# YOUR TASK
Write out all of the following lines without any changes, but omit the pictures from your answer.

# Recorded data
************

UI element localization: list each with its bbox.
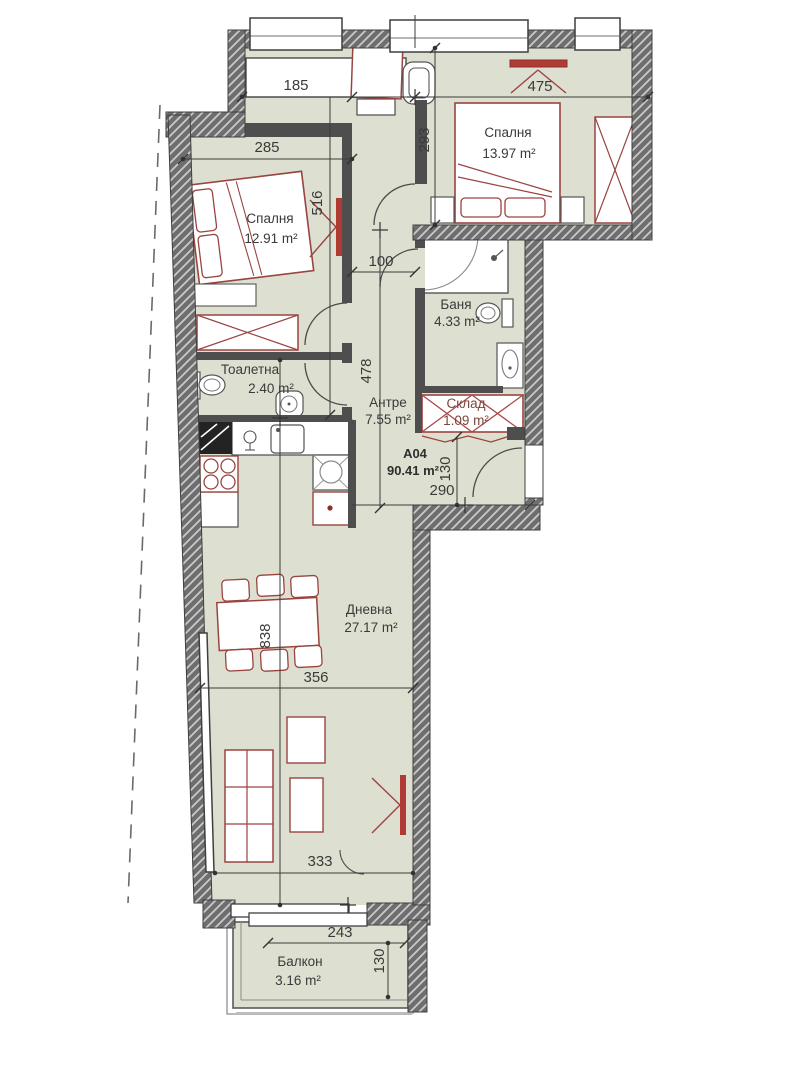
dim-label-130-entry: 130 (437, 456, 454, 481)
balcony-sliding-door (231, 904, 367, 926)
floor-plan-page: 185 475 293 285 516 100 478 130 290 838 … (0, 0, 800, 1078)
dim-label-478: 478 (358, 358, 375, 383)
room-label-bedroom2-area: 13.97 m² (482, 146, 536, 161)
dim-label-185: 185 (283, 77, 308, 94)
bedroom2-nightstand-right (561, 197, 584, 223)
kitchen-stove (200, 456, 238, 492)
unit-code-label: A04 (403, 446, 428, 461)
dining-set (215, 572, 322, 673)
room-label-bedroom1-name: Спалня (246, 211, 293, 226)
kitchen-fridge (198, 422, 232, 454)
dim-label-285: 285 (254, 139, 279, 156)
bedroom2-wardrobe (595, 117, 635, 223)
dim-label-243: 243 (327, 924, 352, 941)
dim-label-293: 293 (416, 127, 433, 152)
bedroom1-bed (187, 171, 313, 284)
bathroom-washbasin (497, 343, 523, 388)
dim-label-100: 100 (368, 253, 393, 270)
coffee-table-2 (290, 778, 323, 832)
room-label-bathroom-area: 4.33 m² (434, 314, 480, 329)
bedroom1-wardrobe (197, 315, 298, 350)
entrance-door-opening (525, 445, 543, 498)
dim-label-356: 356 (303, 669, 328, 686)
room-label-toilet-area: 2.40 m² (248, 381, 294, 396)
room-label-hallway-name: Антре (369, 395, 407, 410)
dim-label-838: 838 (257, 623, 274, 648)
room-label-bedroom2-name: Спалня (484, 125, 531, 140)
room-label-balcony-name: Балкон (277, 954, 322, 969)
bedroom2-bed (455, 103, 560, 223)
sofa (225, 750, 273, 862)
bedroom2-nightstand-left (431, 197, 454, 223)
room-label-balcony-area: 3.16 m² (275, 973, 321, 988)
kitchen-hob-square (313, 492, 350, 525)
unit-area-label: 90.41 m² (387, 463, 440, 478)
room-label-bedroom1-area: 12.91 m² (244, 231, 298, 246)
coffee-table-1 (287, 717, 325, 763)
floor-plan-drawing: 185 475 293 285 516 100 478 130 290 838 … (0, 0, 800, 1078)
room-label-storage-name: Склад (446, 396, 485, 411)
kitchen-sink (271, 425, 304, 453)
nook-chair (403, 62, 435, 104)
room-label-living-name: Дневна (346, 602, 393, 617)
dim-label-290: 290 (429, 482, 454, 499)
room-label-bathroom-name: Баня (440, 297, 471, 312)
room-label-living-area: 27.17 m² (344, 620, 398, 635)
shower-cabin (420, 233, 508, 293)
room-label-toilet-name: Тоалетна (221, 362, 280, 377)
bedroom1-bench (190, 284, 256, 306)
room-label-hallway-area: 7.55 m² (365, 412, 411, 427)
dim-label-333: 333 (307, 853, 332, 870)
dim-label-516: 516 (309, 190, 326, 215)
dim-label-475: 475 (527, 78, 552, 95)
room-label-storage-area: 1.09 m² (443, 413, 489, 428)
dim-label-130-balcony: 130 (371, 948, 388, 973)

************

# OUTPUT
UI element localization: list each with its bbox.
dim-label-130-entry: 130 (437, 456, 454, 481)
balcony-sliding-door (231, 904, 367, 926)
floor-plan-page: 185 475 293 285 516 100 478 130 290 838 … (0, 0, 800, 1078)
dim-label-478: 478 (358, 358, 375, 383)
room-label-bedroom2-area: 13.97 m² (482, 146, 536, 161)
dim-label-185: 185 (283, 77, 308, 94)
bedroom2-nightstand-right (561, 197, 584, 223)
kitchen-stove (200, 456, 238, 492)
unit-code-label: A04 (403, 446, 428, 461)
dining-set (215, 572, 322, 673)
room-label-bedroom1-name: Спалня (246, 211, 293, 226)
kitchen-fridge (198, 422, 232, 454)
dim-label-285: 285 (254, 139, 279, 156)
bedroom2-wardrobe (595, 117, 635, 223)
dim-label-243: 243 (327, 924, 352, 941)
dim-label-293: 293 (416, 127, 433, 152)
bedroom1-bed (187, 171, 313, 284)
bathroom-washbasin (497, 343, 523, 388)
dim-label-100: 100 (368, 253, 393, 270)
coffee-table-2 (290, 778, 323, 832)
room-label-bathroom-area: 4.33 m² (434, 314, 480, 329)
bedroom1-wardrobe (197, 315, 298, 350)
entrance-door-opening (525, 445, 543, 498)
dim-label-356: 356 (303, 669, 328, 686)
room-label-toilet-area: 2.40 m² (248, 381, 294, 396)
room-label-hallway-name: Антре (369, 395, 407, 410)
dim-label-838: 838 (257, 623, 274, 648)
room-label-bedroom2-name: Спалня (484, 125, 531, 140)
room-label-balcony-name: Балкон (277, 954, 322, 969)
bedroom2-bed (455, 103, 560, 223)
sofa (225, 750, 273, 862)
bedroom2-nightstand-left (431, 197, 454, 223)
room-label-balcony-area: 3.16 m² (275, 973, 321, 988)
kitchen-hob-square (313, 492, 350, 525)
unit-area-label: 90.41 m² (387, 463, 440, 478)
room-label-bedroom1-area: 12.91 m² (244, 231, 298, 246)
coffee-table-1 (287, 717, 325, 763)
floor-plan-drawing: 185 475 293 285 516 100 478 130 290 838 … (0, 0, 800, 1078)
room-label-storage-name: Склад (446, 396, 485, 411)
kitchen-sink (271, 425, 304, 453)
nook-chair (403, 62, 435, 104)
room-label-living-name: Дневна (346, 602, 393, 617)
dim-label-290: 290 (429, 482, 454, 499)
room-label-bathroom-name: Баня (440, 297, 471, 312)
room-label-living-area: 27.17 m² (344, 620, 398, 635)
shower-cabin (420, 233, 508, 293)
room-label-toilet-name: Тоалетна (221, 362, 280, 377)
bedroom1-bench (190, 284, 256, 306)
room-label-hallway-area: 7.55 m² (365, 412, 411, 427)
dim-label-333: 333 (307, 853, 332, 870)
dim-label-516: 516 (309, 190, 326, 215)
dim-label-475: 475 (527, 78, 552, 95)
room-label-storage-area: 1.09 m² (443, 413, 489, 428)
dim-label-130-balcony: 130 (371, 948, 388, 973)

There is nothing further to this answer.